-------- Data --------

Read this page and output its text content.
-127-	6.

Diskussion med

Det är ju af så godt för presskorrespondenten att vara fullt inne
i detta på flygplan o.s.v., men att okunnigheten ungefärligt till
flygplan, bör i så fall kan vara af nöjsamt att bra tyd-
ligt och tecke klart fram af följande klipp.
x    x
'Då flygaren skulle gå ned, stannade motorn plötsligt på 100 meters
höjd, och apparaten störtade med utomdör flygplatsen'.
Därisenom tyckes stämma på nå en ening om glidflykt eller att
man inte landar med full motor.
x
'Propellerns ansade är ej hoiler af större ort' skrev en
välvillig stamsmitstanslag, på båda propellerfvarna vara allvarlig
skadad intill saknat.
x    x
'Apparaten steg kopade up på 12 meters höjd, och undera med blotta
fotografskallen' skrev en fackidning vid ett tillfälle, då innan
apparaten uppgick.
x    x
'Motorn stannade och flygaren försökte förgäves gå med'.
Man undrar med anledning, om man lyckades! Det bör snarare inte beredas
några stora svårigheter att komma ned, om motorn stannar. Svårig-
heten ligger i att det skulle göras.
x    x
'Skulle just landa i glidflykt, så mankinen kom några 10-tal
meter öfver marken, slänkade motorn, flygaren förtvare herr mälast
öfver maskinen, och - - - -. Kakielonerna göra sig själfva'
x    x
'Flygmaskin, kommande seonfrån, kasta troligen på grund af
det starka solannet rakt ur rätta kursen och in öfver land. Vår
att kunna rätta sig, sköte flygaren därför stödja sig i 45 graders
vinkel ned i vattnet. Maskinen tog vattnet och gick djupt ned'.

--------

> **Objective**: Pick out every line of the listing containing the word "skrev", and show those lines.

> **Full answer**:
'Propellerns ansade är ej hoiler af större ort' skrev en
fotografskallen' skrev en fackidning vid ett tillfälle, då innan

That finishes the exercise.